Dataset entries:

[BEGIN]

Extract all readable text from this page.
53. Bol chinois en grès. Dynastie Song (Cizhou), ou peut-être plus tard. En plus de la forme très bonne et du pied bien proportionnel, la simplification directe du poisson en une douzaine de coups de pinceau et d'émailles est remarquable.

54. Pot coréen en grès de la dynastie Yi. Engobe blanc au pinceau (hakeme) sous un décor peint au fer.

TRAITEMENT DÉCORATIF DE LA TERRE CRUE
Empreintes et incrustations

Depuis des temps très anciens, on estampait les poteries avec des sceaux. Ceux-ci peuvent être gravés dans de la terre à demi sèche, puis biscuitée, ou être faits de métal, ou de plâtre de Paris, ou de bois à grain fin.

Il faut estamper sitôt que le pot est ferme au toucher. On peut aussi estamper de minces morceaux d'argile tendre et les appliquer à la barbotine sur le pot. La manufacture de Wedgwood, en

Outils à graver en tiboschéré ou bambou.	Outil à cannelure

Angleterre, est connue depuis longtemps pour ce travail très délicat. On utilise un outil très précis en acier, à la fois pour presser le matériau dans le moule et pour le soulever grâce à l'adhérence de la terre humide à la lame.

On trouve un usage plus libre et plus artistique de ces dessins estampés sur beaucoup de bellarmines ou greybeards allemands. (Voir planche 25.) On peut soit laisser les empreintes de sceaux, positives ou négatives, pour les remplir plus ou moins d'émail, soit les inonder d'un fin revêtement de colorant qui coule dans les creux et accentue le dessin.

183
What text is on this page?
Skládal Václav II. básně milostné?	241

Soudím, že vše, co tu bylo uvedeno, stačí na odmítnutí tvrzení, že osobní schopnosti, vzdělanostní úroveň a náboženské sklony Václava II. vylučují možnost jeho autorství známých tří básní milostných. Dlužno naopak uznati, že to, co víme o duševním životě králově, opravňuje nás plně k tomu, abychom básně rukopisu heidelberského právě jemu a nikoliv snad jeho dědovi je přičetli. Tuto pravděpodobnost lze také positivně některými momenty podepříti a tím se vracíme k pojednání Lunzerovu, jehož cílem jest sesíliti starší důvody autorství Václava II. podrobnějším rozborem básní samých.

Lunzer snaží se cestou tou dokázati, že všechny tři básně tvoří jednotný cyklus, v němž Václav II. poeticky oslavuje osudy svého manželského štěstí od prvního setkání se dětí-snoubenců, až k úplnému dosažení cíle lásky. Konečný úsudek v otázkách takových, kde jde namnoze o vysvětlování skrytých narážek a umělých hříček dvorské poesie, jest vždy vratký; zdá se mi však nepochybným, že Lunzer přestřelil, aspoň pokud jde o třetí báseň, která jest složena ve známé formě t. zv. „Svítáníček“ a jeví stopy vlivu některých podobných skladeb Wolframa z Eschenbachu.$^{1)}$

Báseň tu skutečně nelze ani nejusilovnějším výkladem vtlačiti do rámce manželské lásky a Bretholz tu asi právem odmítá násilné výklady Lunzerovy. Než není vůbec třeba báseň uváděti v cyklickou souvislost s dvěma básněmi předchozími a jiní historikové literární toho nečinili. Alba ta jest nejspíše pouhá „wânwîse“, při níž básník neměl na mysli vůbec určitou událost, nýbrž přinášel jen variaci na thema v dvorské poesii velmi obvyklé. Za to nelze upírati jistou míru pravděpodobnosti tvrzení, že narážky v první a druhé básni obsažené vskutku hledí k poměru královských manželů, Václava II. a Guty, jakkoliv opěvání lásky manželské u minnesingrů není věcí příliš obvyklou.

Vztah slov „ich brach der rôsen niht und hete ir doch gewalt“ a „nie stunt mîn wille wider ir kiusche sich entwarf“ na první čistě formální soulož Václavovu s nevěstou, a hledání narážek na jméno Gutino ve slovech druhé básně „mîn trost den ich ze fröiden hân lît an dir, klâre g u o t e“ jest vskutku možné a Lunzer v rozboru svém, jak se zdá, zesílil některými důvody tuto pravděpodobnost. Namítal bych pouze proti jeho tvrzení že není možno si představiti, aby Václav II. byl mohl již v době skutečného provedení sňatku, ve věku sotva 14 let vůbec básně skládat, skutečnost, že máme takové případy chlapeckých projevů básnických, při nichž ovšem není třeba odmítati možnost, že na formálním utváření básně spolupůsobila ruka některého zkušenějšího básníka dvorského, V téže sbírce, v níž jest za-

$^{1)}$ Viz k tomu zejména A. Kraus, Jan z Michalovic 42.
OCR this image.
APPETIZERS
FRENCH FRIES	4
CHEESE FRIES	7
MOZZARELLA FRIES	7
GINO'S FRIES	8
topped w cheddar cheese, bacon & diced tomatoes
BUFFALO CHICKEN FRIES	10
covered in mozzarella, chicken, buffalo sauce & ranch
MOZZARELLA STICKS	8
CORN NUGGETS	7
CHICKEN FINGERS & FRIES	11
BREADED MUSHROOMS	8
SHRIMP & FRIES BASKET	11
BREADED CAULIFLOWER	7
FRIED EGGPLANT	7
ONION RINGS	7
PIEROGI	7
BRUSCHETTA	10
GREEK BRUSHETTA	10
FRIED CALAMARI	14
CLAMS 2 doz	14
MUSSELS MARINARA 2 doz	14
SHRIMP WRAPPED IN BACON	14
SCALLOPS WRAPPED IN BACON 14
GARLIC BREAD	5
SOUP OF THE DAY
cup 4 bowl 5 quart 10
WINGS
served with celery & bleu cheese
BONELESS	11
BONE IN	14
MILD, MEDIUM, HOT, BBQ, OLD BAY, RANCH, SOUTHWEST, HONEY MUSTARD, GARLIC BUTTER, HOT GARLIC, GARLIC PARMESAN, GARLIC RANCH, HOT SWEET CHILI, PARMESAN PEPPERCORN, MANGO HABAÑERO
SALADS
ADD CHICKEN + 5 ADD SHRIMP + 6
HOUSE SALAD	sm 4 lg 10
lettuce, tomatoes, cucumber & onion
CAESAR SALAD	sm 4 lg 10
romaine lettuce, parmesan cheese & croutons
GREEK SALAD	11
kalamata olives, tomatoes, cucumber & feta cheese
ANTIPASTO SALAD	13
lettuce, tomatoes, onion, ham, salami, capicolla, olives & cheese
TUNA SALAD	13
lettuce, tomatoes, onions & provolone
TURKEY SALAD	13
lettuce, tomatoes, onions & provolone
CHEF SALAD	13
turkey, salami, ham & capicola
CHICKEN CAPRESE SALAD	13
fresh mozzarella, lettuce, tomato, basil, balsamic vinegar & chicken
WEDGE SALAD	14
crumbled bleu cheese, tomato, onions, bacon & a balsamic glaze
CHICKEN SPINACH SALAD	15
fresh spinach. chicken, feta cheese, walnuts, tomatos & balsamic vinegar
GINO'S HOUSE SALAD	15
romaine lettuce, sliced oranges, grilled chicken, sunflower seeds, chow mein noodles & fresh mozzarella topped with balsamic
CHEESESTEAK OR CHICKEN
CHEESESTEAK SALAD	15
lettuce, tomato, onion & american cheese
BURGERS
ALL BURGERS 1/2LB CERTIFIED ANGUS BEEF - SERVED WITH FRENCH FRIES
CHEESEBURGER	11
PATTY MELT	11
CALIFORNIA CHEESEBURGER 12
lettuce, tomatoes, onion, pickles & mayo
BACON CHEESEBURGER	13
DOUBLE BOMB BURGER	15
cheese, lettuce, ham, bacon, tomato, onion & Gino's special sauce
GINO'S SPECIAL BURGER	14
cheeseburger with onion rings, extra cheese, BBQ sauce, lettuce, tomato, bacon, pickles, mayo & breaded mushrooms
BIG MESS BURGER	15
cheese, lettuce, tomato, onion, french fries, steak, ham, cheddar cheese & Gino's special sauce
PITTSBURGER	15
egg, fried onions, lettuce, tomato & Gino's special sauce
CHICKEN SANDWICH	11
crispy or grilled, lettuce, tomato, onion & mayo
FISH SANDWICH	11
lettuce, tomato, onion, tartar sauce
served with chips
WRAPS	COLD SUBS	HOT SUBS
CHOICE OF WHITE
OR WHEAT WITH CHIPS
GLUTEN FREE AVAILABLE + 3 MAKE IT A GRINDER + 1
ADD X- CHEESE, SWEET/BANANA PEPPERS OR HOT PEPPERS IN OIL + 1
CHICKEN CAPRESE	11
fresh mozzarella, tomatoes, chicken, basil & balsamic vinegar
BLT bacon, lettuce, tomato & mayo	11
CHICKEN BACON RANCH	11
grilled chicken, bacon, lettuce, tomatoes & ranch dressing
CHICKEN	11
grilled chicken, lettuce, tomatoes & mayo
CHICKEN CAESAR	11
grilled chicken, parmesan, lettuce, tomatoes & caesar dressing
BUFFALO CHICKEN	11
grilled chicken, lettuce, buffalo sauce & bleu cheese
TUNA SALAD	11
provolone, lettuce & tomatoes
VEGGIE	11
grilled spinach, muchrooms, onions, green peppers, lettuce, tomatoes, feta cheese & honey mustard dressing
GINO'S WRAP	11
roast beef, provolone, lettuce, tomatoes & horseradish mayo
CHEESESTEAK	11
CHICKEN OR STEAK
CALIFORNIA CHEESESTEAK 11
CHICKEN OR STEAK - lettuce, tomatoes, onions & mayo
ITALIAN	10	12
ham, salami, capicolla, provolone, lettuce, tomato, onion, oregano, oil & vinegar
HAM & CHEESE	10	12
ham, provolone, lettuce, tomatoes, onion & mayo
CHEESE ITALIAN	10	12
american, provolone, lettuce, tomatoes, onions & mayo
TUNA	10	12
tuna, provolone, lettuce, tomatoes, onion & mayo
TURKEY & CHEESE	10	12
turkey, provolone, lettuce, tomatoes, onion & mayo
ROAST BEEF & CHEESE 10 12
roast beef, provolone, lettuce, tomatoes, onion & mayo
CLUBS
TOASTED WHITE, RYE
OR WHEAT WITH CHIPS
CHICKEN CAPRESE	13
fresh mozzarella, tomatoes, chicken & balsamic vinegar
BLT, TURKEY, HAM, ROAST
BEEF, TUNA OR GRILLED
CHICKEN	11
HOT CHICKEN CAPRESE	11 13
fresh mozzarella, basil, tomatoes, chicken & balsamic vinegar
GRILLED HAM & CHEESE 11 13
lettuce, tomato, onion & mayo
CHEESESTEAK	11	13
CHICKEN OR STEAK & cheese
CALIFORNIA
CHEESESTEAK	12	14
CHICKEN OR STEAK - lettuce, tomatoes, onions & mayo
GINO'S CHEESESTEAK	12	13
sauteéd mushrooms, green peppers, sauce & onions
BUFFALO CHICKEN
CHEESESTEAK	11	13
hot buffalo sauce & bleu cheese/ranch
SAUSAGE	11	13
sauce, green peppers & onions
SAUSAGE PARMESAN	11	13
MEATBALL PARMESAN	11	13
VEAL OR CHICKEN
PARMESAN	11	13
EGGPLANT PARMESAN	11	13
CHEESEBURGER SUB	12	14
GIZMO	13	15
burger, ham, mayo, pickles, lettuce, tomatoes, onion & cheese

[END]

Select every line in the records above that contains the word "text".

Task response:
Extract all readable text from this page.
What text is on this page?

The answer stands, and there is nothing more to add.